* **CHALLENGE**: Make an exact copy of each entry, leaving out every picture.

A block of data
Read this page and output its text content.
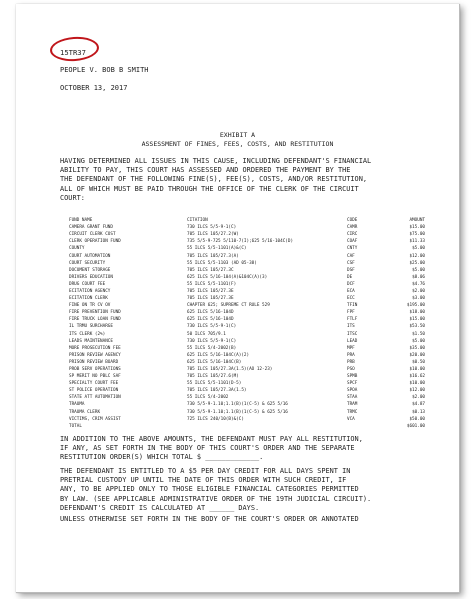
15TR37
PEOPLE V. BOB B SMITH
OCTOBER 13, 2017
EXHIBIT A
ASSESSMENT OF FINES, FEES, COSTS, AND RESTITUTION
HAVING DETERMINED ALL ISSUES IN THIS CAUSE, INCLUDING DEFENDANT'S FINANCIAL
ABILITY TO PAY, THIS COURT HAS ASSESSED AND ORDERED THE PAYMENT BY THE
THE DEFENDANT OF THE FOLLOWING FINE(S), FEE(S), COSTS, AND/OR RESTITUTION,
ALL OF WHICH MUST BE PAID THROUGH THE OFFICE OF THE CLERK OF THE CIRCUIT
COURT:
FUND NAME	CITATION	CODE	AMOUNT
CAMERA GRANT FUND	730 ILCS 5/5-9-1(C)	CAMR	$15.00
CIRCUIT CLERK COST	705 ILCS 105/27.2(W)	CIRC	$75.00
CLERK OPERATION FUND	735 5/5-9-725 5/110-7(I);625 5/16-104C(D)	COAF	$11.33
COUNTY	55 ILCS 5/5-1101(A)&(C)	CNTY	$5.00
COURT AUTOMATION	705 ILCS 105/27.3(A)	CAF	$12.00
COURT SECURITY	55 ILCS 5/5-1103 (AD 05-38)	CSF	$25.00
DOCUMENT STORAGE	705 ILCS 105/27.3C	DSF	$5.00
DRIVERS EDUCATION	625 ILCS 5/16-104(A)&104C(A)(3)	DE	$8.06
DRUG COURT FEE	55 ILCS 5/5-1101(F)	DCF	$4.76
ECITATION AGENCY	705 ILCS 105/27.3E	ECA	$2.00
ECITATION CLERK	705 ILCS 105/27.3E	ECC	$3.00
FINE ON TR CV OV	CHAPTER 625; SUPREME CT RULE 529	TFIN	$195.00
FIRE PREVENTION FUND	625 ILCS 5/16-104D	FPF	$18.00
FIRE TRUCK LOAN FUND	625 ILCS 5/16-104D	FTLF	$15.00
IL TRMU SURCHARGE	730 ILCS 5/5-9-1(C)	ITS	$53.50
ITS CLERK (2%)	50 ILCS 705/9.1	ITSC	$1.50
LEADS MAINTENANCE	730 ILCS 5/5-9-1(C)	LEAD	$5.00
MORE PROSECUTION FEE	55 ILCS 5/4-2002(B)	MPF	$35.00
PRISON REVIEW AGENCY	625 ILCS 5/16-104C(A)(2)	PRA	$20.00
PRISON REVIEW BOARD	625 ILCS 5/16-104C(B)	PRB	$0.50
PROB SERV OPERATIONS	705 ILCS 105/27.3A(1.5)(AO 12-23)	PSO	$10.00
SP MERIT NO PBLC SAF	705 ILCS 105/27.6(M)	SPMB	$16.62
SPECIALTY COURT FEE	55 ILCS 5/5-1101(D-5)	SPCF	$10.00
ST POLICE OPERATION	705 ILCS 105/27.3A(1.5)	SPOA	$12.00
STATE ATT AUTOMATION	55 ILCS 5/4-2002	STAA	$2.00
TRAUMA	730 5/5-9-1.10;1.1(B)(1(C-5) & 625 5/16	TRAM	$4.87
TRAUMA CLERK	730 5/5-9-1.10;1.1(B)(1(C-5) & 625 5/16	TRMC	$0.13
VICTIMS, CRIM ASSIST	725 ILCS 240/10(B)&(C)	VCA	$50.00
TOTAL			$601.00
IN ADDITION TO THE ABOVE AMOUNTS, THE DEFENDANT MUST PAY ALL RESTITUTION,
IF ANY, AS SET FORTH IN THE BODY OF THIS COURT'S ORDER AND THE SEPARATE
RESTITUTION ORDER(S) WHICH TOTAL $ _____________.
THE DEFENDANT IS ENTITLED TO A $5 PER DAY CREDIT FOR ALL DAYS SPENT IN
PRETRIAL CUSTODY UP UNTIL THE DATE OF THIS ORDER WITH SUCH CREDIT, IF
ANY, TO BE APPLIED ONLY TO THOSE ELIGIBLE FINANCIAL CATEGORIES PERMITTED
BY LAW. (SEE APPLICABLE ADMINISTRATIVE ORDER OF THE 19TH JUDICIAL CIRCUIT).
DEFENDANT'S CREDIT IS CALCULATED AT ______ DAYS.
UNLESS OTHERWISE SET FORTH IN THE BODY OF THE COURT'S ORDER OR ANNOTATED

* **TASK RESULT**:
Read this page and output its text content.
15TR37
PEOPLE V. BOB B SMITH
OCTOBER 13, 2017
EXHIBIT A
ASSESSMENT OF FINES, FEES, COSTS, AND RESTITUTION
HAVING DETERMINED ALL ISSUES IN THIS CAUSE, INCLUDING DEFENDANT'S FINANCIAL
ABILITY TO PAY, THIS COURT HAS ASSESSED AND ORDERED THE PAYMENT BY THE
THE DEFENDANT OF THE FOLLOWING FINE(S), FEE(S), COSTS, AND/OR RESTITUTION,
ALL OF WHICH MUST BE PAID THROUGH THE OFFICE OF THE CLERK OF THE CIRCUIT
COURT:
FUND NAME	CITATION	CODE	AMOUNT
CAMERA GRANT FUND	730 ILCS 5/5-9-1(C)	CAMR	$15.00
CIRCUIT CLERK COST	705 ILCS 105/27.2(W)	CIRC	$75.00
CLERK OPERATION FUND	735 5/5-9-725 5/110-7(I);625 5/16-104C(D)	COAF	$11.33
COUNTY	55 ILCS 5/5-1101(A)&(C)	CNTY	$5.00
COURT AUTOMATION	705 ILCS 105/27.3(A)	CAF	$12.00
COURT SECURITY	55 ILCS 5/5-1103 (AD 05-38)	CSF	$25.00
DOCUMENT STORAGE	705 ILCS 105/27.3C	DSF	$5.00
DRIVERS EDUCATION	625 ILCS 5/16-104(A)&104C(A)(3)	DE	$8.06
DRUG COURT FEE	55 ILCS 5/5-1101(F)	DCF	$4.76
ECITATION AGENCY	705 ILCS 105/27.3E	ECA	$2.00
ECITATION CLERK	705 ILCS 105/27.3E	ECC	$3.00
FINE ON TR CV OV	CHAPTER 625; SUPREME CT RULE 529	TFIN	$195.00
FIRE PREVENTION FUND	625 ILCS 5/16-104D	FPF	$18.00
FIRE TRUCK LOAN FUND	625 ILCS 5/16-104D	FTLF	$15.00
IL TRMU SURCHARGE	730 ILCS 5/5-9-1(C)	ITS	$53.50
ITS CLERK (2%)	50 ILCS 705/9.1	ITSC	$1.50
LEADS MAINTENANCE	730 ILCS 5/5-9-1(C)	LEAD	$5.00
MORE PROSECUTION FEE	55 ILCS 5/4-2002(B)	MPF	$35.00
PRISON REVIEW AGENCY	625 ILCS 5/16-104C(A)(2)	PRA	$20.00
PRISON REVIEW BOARD	625 ILCS 5/16-104C(B)	PRB	$0.50
PROB SERV OPERATIONS	705 ILCS 105/27.3A(1.5)(AO 12-23)	PSO	$10.00
SP MERIT NO PBLC SAF	705 ILCS 105/27.6(M)	SPMB	$16.62
SPECIALTY COURT FEE	55 ILCS 5/5-1101(D-5)	SPCF	$10.00
ST POLICE OPERATION	705 ILCS 105/27.3A(1.5)	SPOA	$12.00
STATE ATT AUTOMATION	55 ILCS 5/4-2002	STAA	$2.00
TRAUMA	730 5/5-9-1.10;1.1(B)(1(C-5) & 625 5/16	TRAM	$4.87
TRAUMA CLERK	730 5/5-9-1.10;1.1(B)(1(C-5) & 625 5/16	TRMC	$0.13
VICTIMS, CRIM ASSIST	725 ILCS 240/10(B)&(C)	VCA	$50.00
TOTAL			$601.00
IN ADDITION TO THE ABOVE AMOUNTS, THE DEFENDANT MUST PAY ALL RESTITUTION,
IF ANY, AS SET FORTH IN THE BODY OF THIS COURT'S ORDER AND THE SEPARATE
RESTITUTION ORDER(S) WHICH TOTAL $ _____________.
THE DEFENDANT IS ENTITLED TO A $5 PER DAY CREDIT FOR ALL DAYS SPENT IN
PRETRIAL CUSTODY UP UNTIL THE DATE OF THIS ORDER WITH SUCH CREDIT, IF
ANY, TO BE APPLIED ONLY TO THOSE ELIGIBLE FINANCIAL CATEGORIES PERMITTED
BY LAW. (SEE APPLICABLE ADMINISTRATIVE ORDER OF THE 19TH JUDICIAL CIRCUIT).
DEFENDANT'S CREDIT IS CALCULATED AT ______ DAYS.
UNLESS OTHERWISE SET FORTH IN THE BODY OF THE COURT'S ORDER OR ANNOTATED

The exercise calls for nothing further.